DATA LINES

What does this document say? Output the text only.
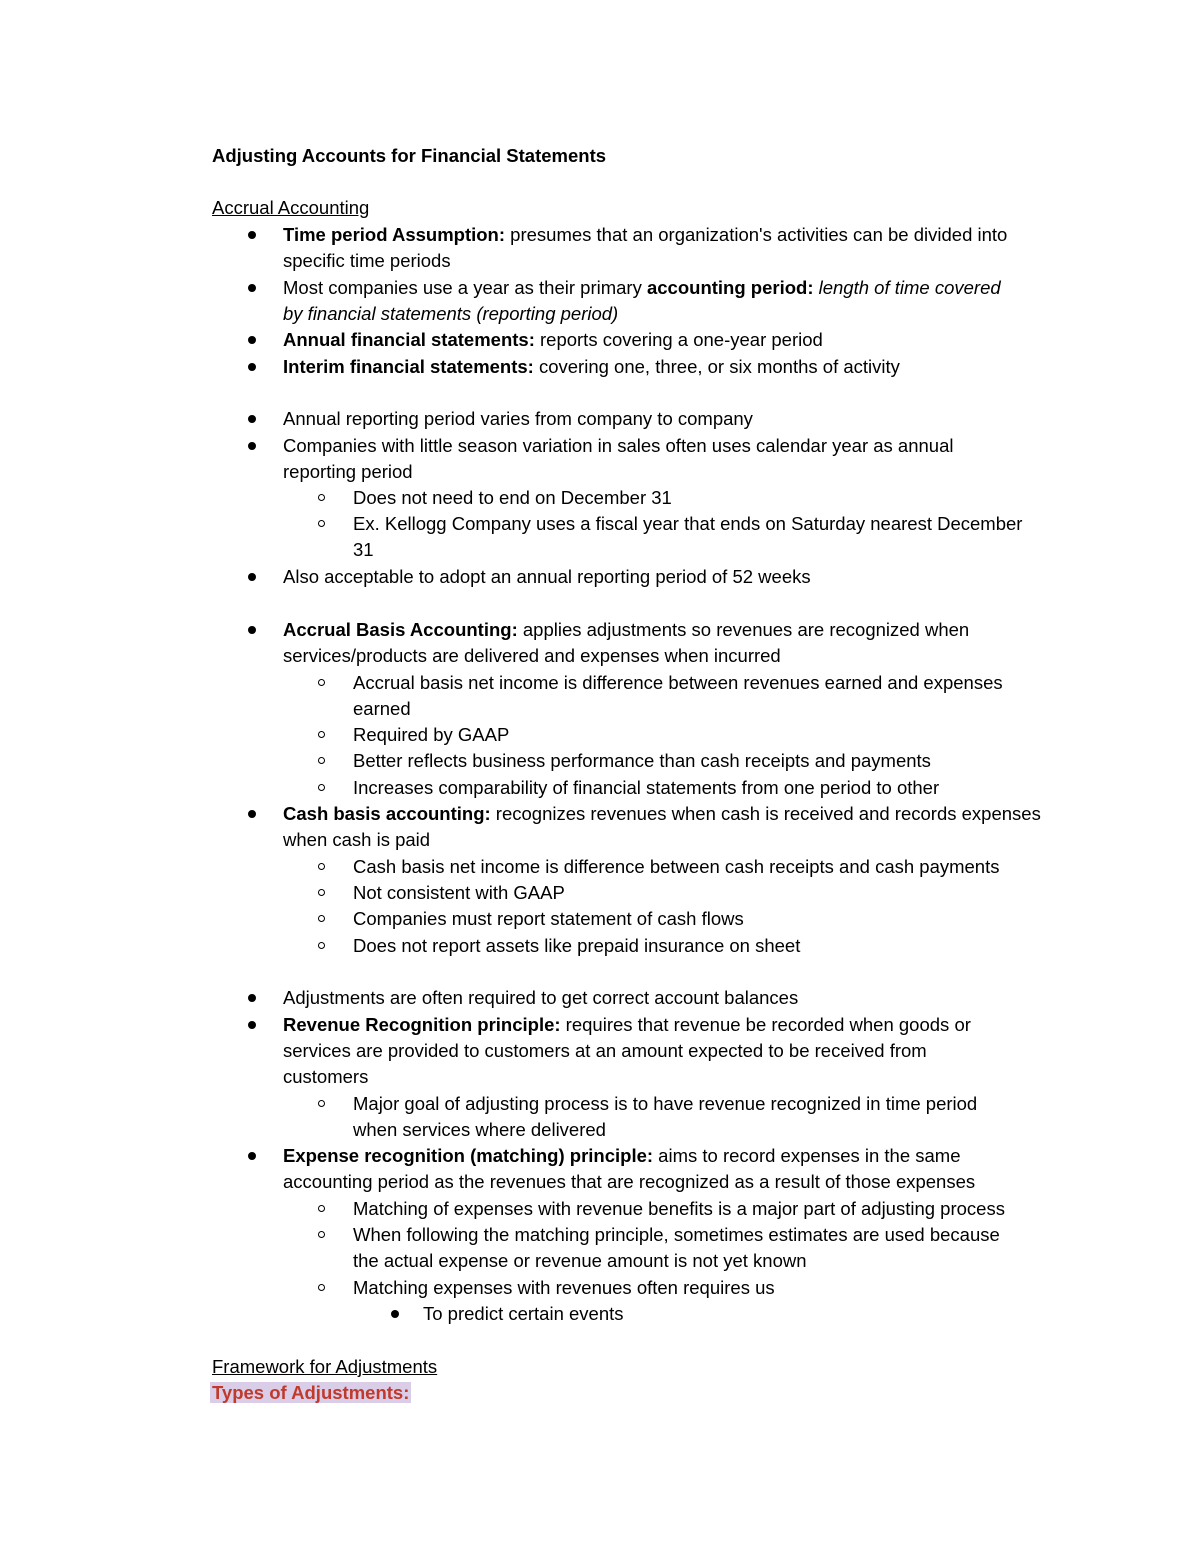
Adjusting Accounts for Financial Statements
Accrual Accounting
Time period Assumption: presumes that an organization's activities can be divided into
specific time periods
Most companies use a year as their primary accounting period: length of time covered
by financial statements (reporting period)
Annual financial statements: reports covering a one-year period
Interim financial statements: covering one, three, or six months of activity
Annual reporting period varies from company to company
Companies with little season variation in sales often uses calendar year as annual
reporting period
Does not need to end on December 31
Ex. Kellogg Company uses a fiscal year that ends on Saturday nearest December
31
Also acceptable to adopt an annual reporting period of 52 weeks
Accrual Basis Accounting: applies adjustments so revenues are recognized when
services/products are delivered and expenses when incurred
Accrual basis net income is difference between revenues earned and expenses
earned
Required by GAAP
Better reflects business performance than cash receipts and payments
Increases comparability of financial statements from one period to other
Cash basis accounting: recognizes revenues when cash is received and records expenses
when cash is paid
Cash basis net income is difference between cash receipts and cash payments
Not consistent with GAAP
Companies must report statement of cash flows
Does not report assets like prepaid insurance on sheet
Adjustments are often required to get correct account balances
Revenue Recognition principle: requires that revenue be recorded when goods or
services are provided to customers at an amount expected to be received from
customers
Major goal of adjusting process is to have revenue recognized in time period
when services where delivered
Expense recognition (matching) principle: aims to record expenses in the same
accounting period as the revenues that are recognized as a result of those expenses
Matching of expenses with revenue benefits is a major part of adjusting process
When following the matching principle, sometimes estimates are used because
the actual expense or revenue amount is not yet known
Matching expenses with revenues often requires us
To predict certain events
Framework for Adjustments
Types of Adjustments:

REQUIRED TASK
Go through the material and select each line with the string "reporting" in it.

RESPONSE
by financial statements (reporting period)
Annual reporting period varies from company to company
reporting period
Also acceptable to adopt an annual reporting period of 52 weeks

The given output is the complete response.